# DATA SECTION

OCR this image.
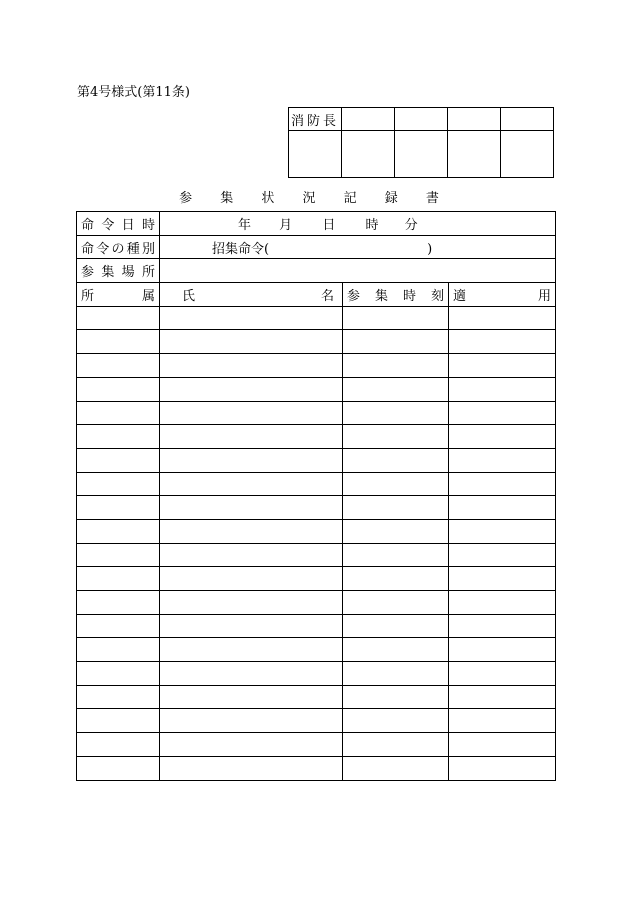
第4号様式(第11条)
消防長				

参 集 状 況 記 録 書
命 令 日 時	年 月 日 時 分		

命 令 の 種 別	招集命令( )		

参 集 場 所			

所 属	氏 名	参 集 時 刻	適 用
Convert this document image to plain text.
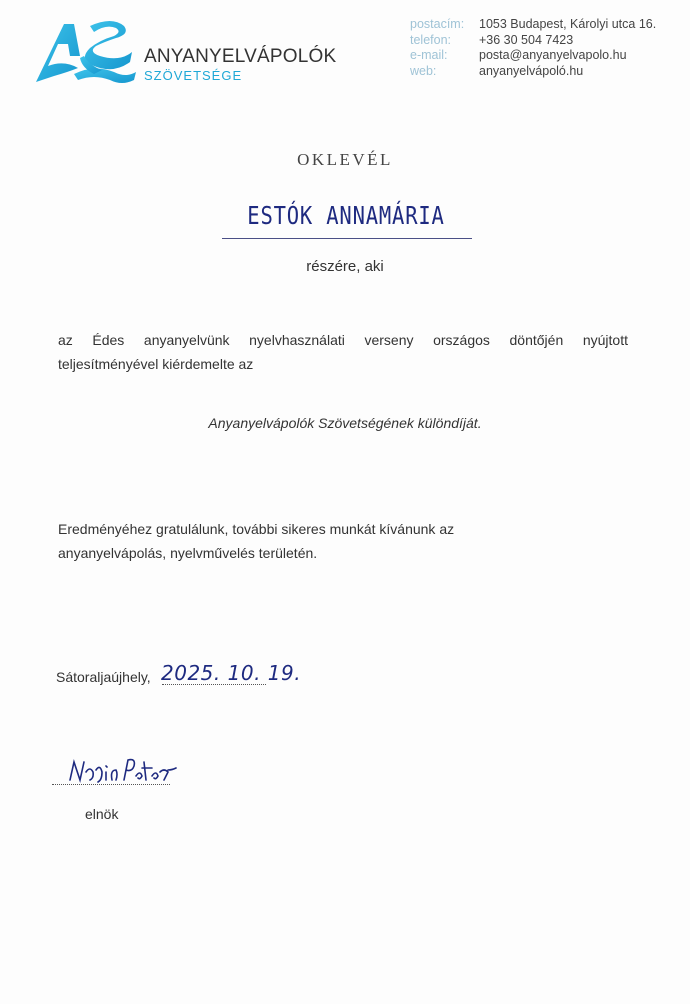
ANYANYELVÁPOLÓK
SZÖVETSÉGE
postacím:	1053 Budapest, Károlyi utca 16.
telefon:	+36 30 504 7423
e-mail:	posta@anyanyelvapolo.hu
web:	anyanyelvápoló.hu
OKLEVÉL
ESTÓK ANNAMÁRIA
részére, aki
az Édes anyanyelvünk nyelvhasználati verseny országos döntőjén nyújtott
teljesítményével kiérdemelte az
Anyanyelvápolók Szövetségének különdíját.
Eredményéhez gratulálunk, további sikeres munkát kívánunk az
anyanyelvápolás, nyelvművelés területén.
Sátoraljaújhely, 2025. 10. 19.
elnök
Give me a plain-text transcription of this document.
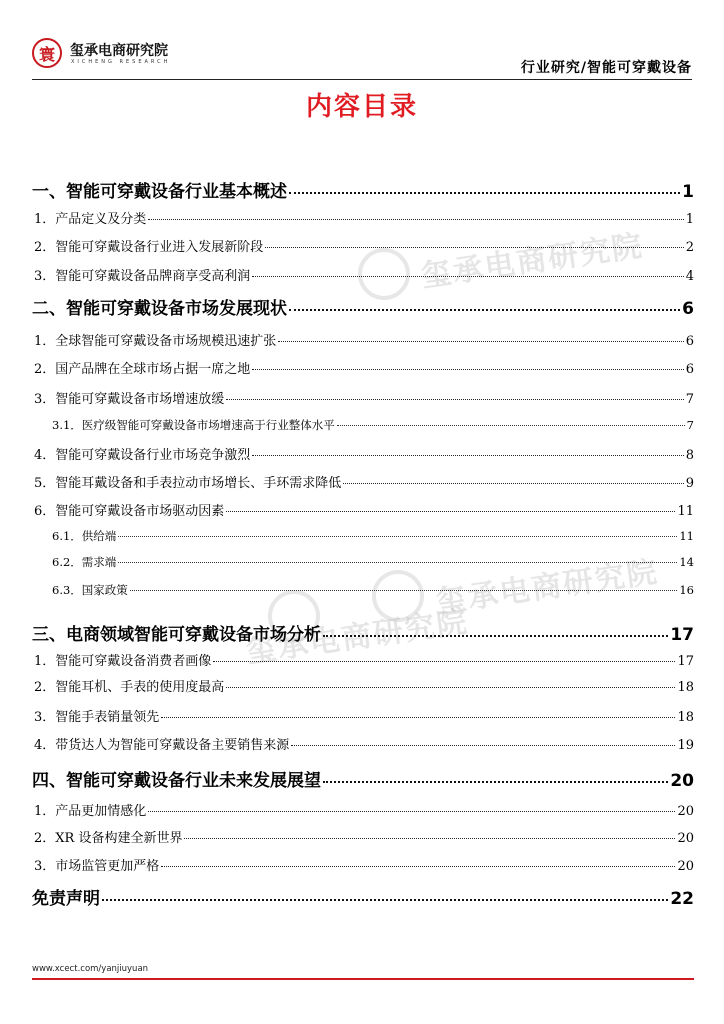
寰	玺承电商研究院
XICHENG RESEARCH	行业研究/智能可穿戴设备
内容目录
玺承电商研究院
玺承电商研究院
玺承电商研究院
一、智能可穿戴设备行业基本概述	1
1．产品定义及分类	1
2．智能可穿戴设备行业进入发展新阶段	2
3．智能可穿戴设备品牌商享受高利润	4
二、智能可穿戴设备市场发展现状	6
1．全球智能可穿戴设备市场规模迅速扩张	6
2．国产品牌在全球市场占据一席之地	6
3．智能可穿戴设备市场增速放缓	7
3.1．医疗级智能可穿戴设备市场增速高于行业整体水平	7
4．智能可穿戴设备行业市场竞争激烈	8
5．智能耳戴设备和手表拉动市场增长、手环需求降低	9
6．智能可穿戴设备市场驱动因素	11
6.1．供给端	11
6.2．需求端	14
6.3．国家政策	16
三、电商领域智能可穿戴设备市场分析	17
1．智能可穿戴设备消费者画像	17
2．智能耳机、手表的使用度最高	18
3．智能手表销量领先	18
4．带货达人为智能可穿戴设备主要销售来源	19
四、智能可穿戴设备行业未来发展展望	20
1．产品更加情感化	20
2．XR 设备构建全新世界	20
3．市场监管更加严格	20
免责声明	22
www.xcect.com/yanjiuyuan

# PROBLEM TO SOLVE
Pull out all lines of the data with the string "document".

# EXERCISE SOLUTION
Convert this document image to plain text.
Give me a plain-text transcription of this document.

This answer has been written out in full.